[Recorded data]
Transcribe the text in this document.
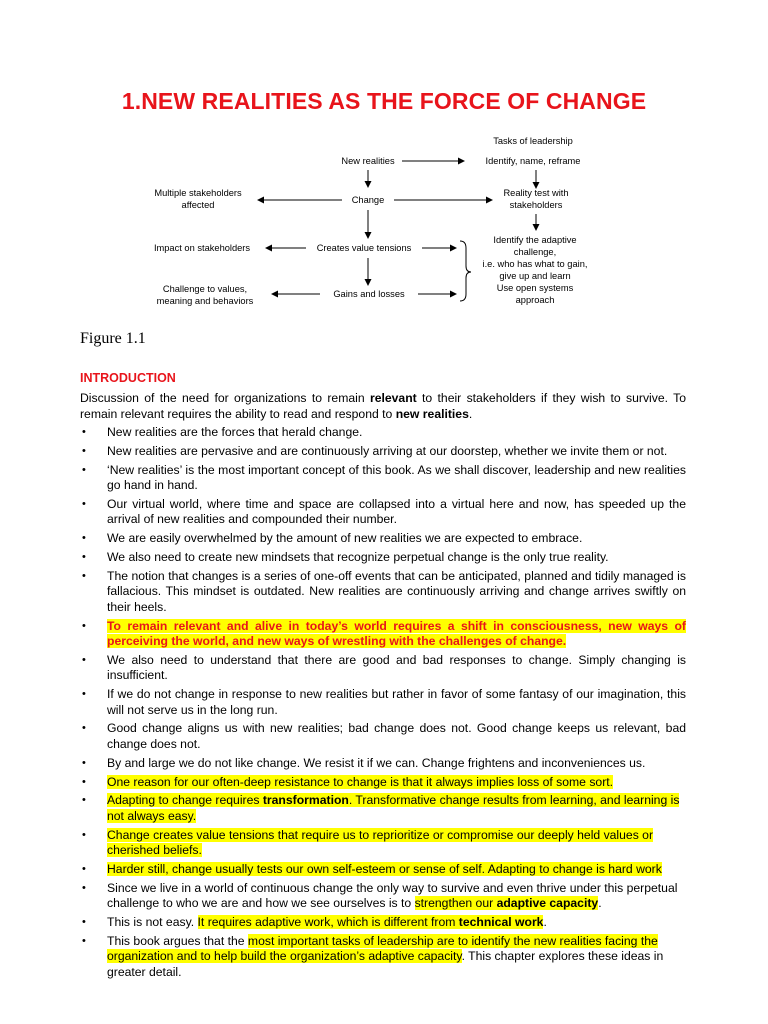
1.NEW REALITIES AS THE FORCE OF CHANGE
Tasks of leadership
New realities	Identify, name, reframe
Multiple stakeholders
affected	Change
Reality test with
stakeholders
Impact on stakeholders	Creates value tensions
Identify the adaptive
challenge,
i.e. who has what to gain,
give up and learn
Use open systems
approach
Challenge to values,
meaning and behaviors
Gains and losses
Figure 1.1
INTRODUCTION

Discussion of the need for organizations to remain relevant to their stakeholders if they wish to survive. To remain relevant requires the ability to read and respond to new realities.

• New realities are the forces that herald change.
• New realities are pervasive and are continuously arriving at our doorstep, whether we invite them or not.
• ‘New realities’ is the most important concept of this book. As we shall discover, leadership and new realities go hand in hand.
• Our virtual world, where time and space are collapsed into a virtual here and now, has speeded up the arrival of new realities and compounded their number.
• We are easily overwhelmed by the amount of new realities we are expected to embrace.
• We also need to create new mindsets that recognize perpetual change is the only true reality.
• The notion that changes is a series of one-off events that can be anticipated, planned and tidily managed is fallacious. This mindset is outdated. New realities are continuously arriving and change arrives swiftly on their heels.
• To remain relevant and alive in today’s world requires a shift in consciousness, new ways of perceiving the world, and new ways of wrestling with the challenges of change.
• We also need to understand that there are good and bad responses to change. Simply changing is insufficient.
• If we do not change in response to new realities but rather in favor of some fantasy of our imagination, this will not serve us in the long run.
• Good change aligns us with new realities; bad change does not. Good change keeps us relevant, bad change does not.
• By and large we do not like change. We resist it if we can. Change frightens and inconveniences us.
• One reason for our often-deep resistance to change is that it always implies loss of some sort.
• Adapting to change requires transformation. Transformative change results from learning, and learning is not always easy.
• Change creates value tensions that require us to reprioritize or compromise our deeply held values or cherished beliefs.
• Harder still, change usually tests our own self-esteem or sense of self. Adapting to change is hard work
• Since we live in a world of continuous change the only way to survive and even thrive under this perpetual challenge to who we are and how we see ourselves is to strengthen our adaptive capacity.
• This is not easy. It requires adaptive work, which is different from technical work.
• This book argues that the most important tasks of leadership are to identify the new realities facing the organization and to help build the organization’s adaptive capacity. This chapter explores these ideas in greater detail.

**WRITTEN INSTRUCTION**. Make a copy of each line that contains the string "their".

**EXERCISE RESPONSE**.
Discussion of the need for organizations to remain relevant to their stakeholders if they wish to survive. To remain relevant requires the ability to read and respond to new realities.
• Our virtual world, where time and space are collapsed into a virtual here and now, has speeded up the arrival of new realities and compounded their number.
• The notion that changes is a series of one-off events that can be anticipated, planned and tidily managed is fallacious. This mindset is outdated. New realities are continuously arriving and change arrives swiftly on their heels.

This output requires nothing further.